* WHAT IS ASKED *
Reproduce the entries from their beginning through the line containing "Bar [370, 745, 413, 756]", with both of those lines included, and keep every character as it appears.

* DATASET CONTENT *
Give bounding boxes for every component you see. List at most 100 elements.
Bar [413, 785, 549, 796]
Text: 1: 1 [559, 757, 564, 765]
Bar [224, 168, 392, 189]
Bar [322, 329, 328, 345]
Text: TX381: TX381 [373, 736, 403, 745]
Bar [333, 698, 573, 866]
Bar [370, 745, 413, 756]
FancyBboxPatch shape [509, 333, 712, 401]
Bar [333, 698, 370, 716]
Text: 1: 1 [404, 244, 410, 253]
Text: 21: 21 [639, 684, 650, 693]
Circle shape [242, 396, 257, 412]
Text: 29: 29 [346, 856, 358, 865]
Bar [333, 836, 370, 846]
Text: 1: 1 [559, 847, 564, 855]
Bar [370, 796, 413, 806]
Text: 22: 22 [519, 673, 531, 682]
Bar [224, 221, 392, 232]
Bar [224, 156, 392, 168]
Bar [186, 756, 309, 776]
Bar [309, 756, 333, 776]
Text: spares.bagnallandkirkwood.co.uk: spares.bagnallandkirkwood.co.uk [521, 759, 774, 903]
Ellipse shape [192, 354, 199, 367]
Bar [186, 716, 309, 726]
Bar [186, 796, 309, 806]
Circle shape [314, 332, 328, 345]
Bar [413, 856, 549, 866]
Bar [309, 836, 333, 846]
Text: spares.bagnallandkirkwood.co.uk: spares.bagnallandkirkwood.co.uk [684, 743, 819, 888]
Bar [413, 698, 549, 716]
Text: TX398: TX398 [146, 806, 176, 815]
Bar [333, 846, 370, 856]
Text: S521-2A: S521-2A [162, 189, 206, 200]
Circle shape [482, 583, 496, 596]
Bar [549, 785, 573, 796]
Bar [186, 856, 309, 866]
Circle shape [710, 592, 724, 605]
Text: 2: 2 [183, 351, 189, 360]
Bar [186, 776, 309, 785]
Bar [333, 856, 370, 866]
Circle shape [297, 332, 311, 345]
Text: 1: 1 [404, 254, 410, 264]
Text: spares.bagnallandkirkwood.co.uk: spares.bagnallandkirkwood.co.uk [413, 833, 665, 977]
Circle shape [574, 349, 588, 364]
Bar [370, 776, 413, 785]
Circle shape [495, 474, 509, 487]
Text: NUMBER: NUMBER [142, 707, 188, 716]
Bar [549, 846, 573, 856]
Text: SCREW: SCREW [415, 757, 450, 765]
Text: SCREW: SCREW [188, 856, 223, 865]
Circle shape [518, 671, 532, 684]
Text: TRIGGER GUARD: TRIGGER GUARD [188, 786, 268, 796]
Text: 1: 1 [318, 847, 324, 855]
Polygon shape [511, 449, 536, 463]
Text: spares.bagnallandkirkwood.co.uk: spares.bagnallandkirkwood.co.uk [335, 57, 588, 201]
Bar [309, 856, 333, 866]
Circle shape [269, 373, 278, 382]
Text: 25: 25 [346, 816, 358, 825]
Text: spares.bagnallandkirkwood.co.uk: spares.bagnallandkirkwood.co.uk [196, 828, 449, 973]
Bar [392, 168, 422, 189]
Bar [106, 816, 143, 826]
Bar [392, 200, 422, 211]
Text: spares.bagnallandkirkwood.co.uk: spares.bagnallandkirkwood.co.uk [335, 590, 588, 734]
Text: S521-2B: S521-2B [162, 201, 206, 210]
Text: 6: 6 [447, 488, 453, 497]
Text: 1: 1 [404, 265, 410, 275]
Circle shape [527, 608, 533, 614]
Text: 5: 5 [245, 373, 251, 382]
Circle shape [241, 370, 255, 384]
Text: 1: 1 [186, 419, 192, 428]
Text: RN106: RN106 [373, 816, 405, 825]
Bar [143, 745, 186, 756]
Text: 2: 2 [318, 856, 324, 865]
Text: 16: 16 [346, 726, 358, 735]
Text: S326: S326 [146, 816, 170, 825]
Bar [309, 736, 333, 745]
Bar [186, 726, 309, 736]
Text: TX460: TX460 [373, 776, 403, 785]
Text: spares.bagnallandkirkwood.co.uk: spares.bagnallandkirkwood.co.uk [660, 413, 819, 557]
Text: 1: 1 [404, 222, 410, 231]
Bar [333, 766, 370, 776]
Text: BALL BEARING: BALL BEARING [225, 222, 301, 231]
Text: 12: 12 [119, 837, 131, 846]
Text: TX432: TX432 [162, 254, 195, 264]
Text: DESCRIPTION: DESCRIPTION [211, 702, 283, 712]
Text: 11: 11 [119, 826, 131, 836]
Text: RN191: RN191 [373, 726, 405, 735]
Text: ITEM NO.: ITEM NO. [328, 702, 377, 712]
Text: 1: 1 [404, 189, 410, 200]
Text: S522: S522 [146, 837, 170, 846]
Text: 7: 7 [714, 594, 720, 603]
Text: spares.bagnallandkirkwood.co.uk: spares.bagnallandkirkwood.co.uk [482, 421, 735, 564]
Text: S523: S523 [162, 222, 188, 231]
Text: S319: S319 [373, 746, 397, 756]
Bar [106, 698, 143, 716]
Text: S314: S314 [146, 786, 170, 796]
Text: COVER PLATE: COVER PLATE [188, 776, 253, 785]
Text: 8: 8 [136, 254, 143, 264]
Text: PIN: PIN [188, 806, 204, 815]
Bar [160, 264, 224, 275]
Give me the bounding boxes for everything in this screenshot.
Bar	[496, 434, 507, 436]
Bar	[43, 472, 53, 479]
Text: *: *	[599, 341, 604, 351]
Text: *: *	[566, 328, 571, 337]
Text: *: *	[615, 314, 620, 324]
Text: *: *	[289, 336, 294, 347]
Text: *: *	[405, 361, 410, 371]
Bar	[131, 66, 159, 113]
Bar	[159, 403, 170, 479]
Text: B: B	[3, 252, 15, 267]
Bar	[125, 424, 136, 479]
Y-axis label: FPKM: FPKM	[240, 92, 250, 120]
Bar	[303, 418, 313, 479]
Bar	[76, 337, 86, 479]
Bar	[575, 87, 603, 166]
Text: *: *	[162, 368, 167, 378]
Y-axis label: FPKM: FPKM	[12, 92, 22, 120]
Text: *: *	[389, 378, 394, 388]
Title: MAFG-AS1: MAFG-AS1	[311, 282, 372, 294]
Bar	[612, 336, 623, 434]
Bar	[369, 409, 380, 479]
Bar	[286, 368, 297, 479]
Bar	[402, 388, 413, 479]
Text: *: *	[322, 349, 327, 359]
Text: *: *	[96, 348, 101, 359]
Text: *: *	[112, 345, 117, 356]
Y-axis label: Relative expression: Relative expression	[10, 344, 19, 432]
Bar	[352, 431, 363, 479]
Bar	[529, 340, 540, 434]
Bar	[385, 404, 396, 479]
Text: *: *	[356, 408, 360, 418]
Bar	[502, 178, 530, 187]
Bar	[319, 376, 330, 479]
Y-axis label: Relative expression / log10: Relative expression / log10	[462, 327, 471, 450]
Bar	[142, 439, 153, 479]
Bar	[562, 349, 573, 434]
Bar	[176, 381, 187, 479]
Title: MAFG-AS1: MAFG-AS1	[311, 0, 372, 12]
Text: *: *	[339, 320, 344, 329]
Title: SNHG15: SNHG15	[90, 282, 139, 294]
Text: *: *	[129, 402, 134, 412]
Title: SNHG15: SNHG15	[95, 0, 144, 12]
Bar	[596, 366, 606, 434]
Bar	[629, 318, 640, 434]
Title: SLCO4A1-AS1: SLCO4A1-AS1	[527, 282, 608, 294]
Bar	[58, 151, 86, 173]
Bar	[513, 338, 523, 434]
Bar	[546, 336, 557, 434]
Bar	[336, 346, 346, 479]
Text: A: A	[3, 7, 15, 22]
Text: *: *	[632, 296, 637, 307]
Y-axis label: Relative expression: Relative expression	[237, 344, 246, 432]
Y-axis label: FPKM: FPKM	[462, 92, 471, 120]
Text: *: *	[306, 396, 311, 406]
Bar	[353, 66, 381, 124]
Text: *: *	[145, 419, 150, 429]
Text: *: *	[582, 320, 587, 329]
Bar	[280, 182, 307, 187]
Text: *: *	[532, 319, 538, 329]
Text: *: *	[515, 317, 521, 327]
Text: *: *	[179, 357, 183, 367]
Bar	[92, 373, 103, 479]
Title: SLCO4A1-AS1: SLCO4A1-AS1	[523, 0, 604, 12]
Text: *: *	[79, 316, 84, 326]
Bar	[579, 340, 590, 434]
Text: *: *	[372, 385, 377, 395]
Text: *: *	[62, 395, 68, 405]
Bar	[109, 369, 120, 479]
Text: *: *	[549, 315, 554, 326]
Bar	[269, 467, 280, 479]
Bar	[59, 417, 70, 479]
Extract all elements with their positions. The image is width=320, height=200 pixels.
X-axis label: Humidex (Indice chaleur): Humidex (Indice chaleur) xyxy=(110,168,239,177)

* TASK SOLUTION *
Give bounding boxes for every component you see. List at most 100 elements.
Bar [413, 785, 549, 796]
Text: 1: 1 [559, 757, 564, 765]
Bar [224, 168, 392, 189]
Bar [322, 329, 328, 345]
Text: TX381: TX381 [373, 736, 403, 745]
Bar [333, 698, 573, 866]
Bar [370, 745, 413, 756]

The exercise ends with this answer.